- **AIM OF THE EXERCISE**
Output exactly the lines between the line that contains "Transcribe this image's" and the last line of the material, counting both.

Data excerpts
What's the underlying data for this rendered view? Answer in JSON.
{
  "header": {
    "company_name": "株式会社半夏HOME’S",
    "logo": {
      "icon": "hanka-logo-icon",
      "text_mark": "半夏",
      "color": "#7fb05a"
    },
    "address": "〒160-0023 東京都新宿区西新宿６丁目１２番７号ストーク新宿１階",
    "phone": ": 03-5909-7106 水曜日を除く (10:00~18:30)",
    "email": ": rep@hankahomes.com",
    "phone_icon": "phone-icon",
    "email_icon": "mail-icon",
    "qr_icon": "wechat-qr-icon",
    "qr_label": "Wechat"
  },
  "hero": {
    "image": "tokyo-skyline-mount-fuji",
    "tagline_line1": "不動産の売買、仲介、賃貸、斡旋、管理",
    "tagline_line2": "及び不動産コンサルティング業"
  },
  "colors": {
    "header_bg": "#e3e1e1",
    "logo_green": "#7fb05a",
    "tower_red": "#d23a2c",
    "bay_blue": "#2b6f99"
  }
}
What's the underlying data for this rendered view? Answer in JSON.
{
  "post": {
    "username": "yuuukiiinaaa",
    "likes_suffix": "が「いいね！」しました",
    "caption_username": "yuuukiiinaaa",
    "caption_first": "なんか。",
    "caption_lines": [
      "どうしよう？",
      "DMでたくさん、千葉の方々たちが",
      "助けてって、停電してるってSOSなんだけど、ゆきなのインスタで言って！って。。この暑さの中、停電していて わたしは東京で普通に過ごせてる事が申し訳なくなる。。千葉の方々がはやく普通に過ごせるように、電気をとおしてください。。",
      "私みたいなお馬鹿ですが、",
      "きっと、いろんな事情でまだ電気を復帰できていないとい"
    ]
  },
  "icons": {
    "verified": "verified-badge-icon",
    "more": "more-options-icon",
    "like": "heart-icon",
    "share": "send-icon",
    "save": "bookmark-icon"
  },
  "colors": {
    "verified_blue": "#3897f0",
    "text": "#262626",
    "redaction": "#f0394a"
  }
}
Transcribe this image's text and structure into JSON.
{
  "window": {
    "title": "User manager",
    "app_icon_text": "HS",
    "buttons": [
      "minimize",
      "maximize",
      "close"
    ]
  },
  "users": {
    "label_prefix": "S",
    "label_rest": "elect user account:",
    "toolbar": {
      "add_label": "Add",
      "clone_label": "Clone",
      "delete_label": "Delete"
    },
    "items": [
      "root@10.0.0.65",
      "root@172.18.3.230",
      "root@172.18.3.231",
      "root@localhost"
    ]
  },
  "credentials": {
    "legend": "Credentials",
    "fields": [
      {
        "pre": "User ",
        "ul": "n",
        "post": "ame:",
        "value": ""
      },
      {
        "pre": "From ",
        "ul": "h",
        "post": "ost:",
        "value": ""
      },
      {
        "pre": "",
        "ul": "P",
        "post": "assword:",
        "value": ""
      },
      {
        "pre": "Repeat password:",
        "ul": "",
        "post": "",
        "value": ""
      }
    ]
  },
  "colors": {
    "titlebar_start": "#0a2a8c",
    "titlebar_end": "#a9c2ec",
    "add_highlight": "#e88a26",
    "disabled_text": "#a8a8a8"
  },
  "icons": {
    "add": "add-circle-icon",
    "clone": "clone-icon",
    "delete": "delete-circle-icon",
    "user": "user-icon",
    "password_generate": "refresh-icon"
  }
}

- **RESULT**
Transcribe this image's text and structure into JSON.
{
  "window": {
    "title": "User manager",
    "app_icon_text": "HS",
    "buttons": [
      "minimize",
      "maximize",
      "close"
    ]
  },
  "users": {
    "label_prefix": "S",
    "label_rest": "elect user account:",
    "toolbar": {
      "add_label": "Add",
      "clone_label": "Clone",
      "delete_label": "Delete"
    },
    "items": [
      "root@10.0.0.65",
      "root@172.18.3.230",
      "root@172.18.3.231",
      "root@localhost"
    ]
  },
  "credentials": {
    "legend": "Credentials",
    "fields": [
      {
        "pre": "User ",
        "ul": "n",
        "post": "ame:",
        "value": ""
      },
      {
        "pre": "From ",
        "ul": "h",
        "post": "ost:",
        "value": ""
      },
      {
        "pre": "",
        "ul": "P",
        "post": "assword:",
        "value": ""
      },
      {
        "pre": "Repeat password:",
        "ul": "",
        "post": "",
        "value": ""
      }
    ]
  },
  "colors": {
    "titlebar_start": "#0a2a8c",
    "titlebar_end": "#a9c2ec",
    "add_highlight": "#e88a26",
    "disabled_text": "#a8a8a8"
  },
  "icons": {
    "add": "add-circle-icon",
    "clone": "clone-icon",
    "delete": "delete-circle-icon",
    "user": "user-icon",
    "password_generate": "refresh-icon"
  }
}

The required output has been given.